**Problem description:**
Copy out all the entries exactly.

**Supplied entries:**
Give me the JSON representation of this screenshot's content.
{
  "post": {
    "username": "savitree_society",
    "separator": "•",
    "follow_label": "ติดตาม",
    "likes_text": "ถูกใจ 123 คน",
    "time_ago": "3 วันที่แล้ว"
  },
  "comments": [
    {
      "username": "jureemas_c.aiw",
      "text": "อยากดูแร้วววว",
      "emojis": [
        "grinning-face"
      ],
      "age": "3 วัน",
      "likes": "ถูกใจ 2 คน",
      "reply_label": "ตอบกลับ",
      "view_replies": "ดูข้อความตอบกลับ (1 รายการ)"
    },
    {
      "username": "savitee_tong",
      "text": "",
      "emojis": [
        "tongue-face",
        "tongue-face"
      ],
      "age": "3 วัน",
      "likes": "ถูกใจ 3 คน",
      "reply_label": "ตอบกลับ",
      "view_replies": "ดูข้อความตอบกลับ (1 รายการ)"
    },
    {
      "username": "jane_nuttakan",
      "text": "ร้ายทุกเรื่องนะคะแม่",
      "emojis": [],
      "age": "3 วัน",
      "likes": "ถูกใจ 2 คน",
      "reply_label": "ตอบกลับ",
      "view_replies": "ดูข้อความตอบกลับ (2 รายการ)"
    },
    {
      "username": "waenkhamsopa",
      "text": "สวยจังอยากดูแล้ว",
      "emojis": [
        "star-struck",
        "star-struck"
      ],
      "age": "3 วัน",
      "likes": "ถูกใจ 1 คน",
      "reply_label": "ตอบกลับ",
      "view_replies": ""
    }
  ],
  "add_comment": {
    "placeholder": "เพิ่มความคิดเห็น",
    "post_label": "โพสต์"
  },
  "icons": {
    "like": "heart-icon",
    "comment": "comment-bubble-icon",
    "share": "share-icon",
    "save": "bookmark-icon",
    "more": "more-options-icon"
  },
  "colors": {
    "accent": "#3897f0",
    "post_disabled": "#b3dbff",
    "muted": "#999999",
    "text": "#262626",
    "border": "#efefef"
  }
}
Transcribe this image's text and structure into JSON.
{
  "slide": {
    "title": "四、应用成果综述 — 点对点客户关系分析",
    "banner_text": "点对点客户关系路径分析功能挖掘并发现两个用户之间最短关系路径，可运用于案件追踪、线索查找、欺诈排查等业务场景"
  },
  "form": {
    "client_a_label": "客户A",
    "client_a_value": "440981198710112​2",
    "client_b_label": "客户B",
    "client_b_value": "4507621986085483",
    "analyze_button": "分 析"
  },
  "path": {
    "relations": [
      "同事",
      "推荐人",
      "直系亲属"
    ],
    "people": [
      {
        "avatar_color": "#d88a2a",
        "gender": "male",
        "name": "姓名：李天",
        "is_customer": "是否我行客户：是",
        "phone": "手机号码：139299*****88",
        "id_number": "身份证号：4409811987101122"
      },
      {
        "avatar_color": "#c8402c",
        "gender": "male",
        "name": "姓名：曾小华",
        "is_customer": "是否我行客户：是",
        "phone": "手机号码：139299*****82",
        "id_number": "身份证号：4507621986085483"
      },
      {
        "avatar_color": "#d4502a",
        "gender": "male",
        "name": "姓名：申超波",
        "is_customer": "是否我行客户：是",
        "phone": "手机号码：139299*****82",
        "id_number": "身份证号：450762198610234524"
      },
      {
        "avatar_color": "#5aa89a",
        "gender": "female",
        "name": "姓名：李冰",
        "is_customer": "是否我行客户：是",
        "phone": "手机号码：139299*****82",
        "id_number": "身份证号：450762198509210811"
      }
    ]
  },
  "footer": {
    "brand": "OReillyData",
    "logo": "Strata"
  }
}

**Full answer:**
Give me the JSON representation of this screenshot's content.
{
  "post": {
    "username": "savitree_society",
    "separator": "•",
    "follow_label": "ติดตาม",
    "likes_text": "ถูกใจ 123 คน",
    "time_ago": "3 วันที่แล้ว"
  },
  "comments": [
    {
      "username": "jureemas_c.aiw",
      "text": "อยากดูแร้วววว",
      "emojis": [
        "grinning-face"
      ],
      "age": "3 วัน",
      "likes": "ถูกใจ 2 คน",
      "reply_label": "ตอบกลับ",
      "view_replies": "ดูข้อความตอบกลับ (1 รายการ)"
    },
    {
      "username": "savitee_tong",
      "text": "",
      "emojis": [
        "tongue-face",
        "tongue-face"
      ],
      "age": "3 วัน",
      "likes": "ถูกใจ 3 คน",
      "reply_label": "ตอบกลับ",
      "view_replies": "ดูข้อความตอบกลับ (1 รายการ)"
    },
    {
      "username": "jane_nuttakan",
      "text": "ร้ายทุกเรื่องนะคะแม่",
      "emojis": [],
      "age": "3 วัน",
      "likes": "ถูกใจ 2 คน",
      "reply_label": "ตอบกลับ",
      "view_replies": "ดูข้อความตอบกลับ (2 รายการ)"
    },
    {
      "username": "waenkhamsopa",
      "text": "สวยจังอยากดูแล้ว",
      "emojis": [
        "star-struck",
        "star-struck"
      ],
      "age": "3 วัน",
      "likes": "ถูกใจ 1 คน",
      "reply_label": "ตอบกลับ",
      "view_replies": ""
    }
  ],
  "add_comment": {
    "placeholder": "เพิ่มความคิดเห็น",
    "post_label": "โพสต์"
  },
  "icons": {
    "like": "heart-icon",
    "comment": "comment-bubble-icon",
    "share": "share-icon",
    "save": "bookmark-icon",
    "more": "more-options-icon"
  },
  "colors": {
    "accent": "#3897f0",
    "post_disabled": "#b3dbff",
    "muted": "#999999",
    "text": "#262626",
    "border": "#efefef"
  }
}
Transcribe this image's text and structure into JSON.
{
  "slide": {
    "title": "四、应用成果综述 — 点对点客户关系分析",
    "banner_text": "点对点客户关系路径分析功能挖掘并发现两个用户之间最短关系路径，可运用于案件追踪、线索查找、欺诈排查等业务场景"
  },
  "form": {
    "client_a_label": "客户A",
    "client_a_value": "440981198710112​2",
    "client_b_label": "客户B",
    "client_b_value": "4507621986085483",
    "analyze_button": "分 析"
  },
  "path": {
    "relations": [
      "同事",
      "推荐人",
      "直系亲属"
    ],
    "people": [
      {
        "avatar_color": "#d88a2a",
        "gender": "male",
        "name": "姓名：李天",
        "is_customer": "是否我行客户：是",
        "phone": "手机号码：139299*****88",
        "id_number": "身份证号：4409811987101122"
      },
      {
        "avatar_color": "#c8402c",
        "gender": "male",
        "name": "姓名：曾小华",
        "is_customer": "是否我行客户：是",
        "phone": "手机号码：139299*****82",
        "id_number": "身份证号：4507621986085483"
      },
      {
        "avatar_color": "#d4502a",
        "gender": "male",
        "name": "姓名：申超波",
        "is_customer": "是否我行客户：是",
        "phone": "手机号码：139299*****82",
        "id_number": "身份证号：450762198610234524"
      },
      {
        "avatar_color": "#5aa89a",
        "gender": "female",
        "name": "姓名：李冰",
        "is_customer": "是否我行客户：是",
        "phone": "手机号码：139299*****82",
        "id_number": "身份证号：450762198509210811"
      }
    ]
  },
  "footer": {
    "brand": "OReillyData",
    "logo": "Strata"
  }
}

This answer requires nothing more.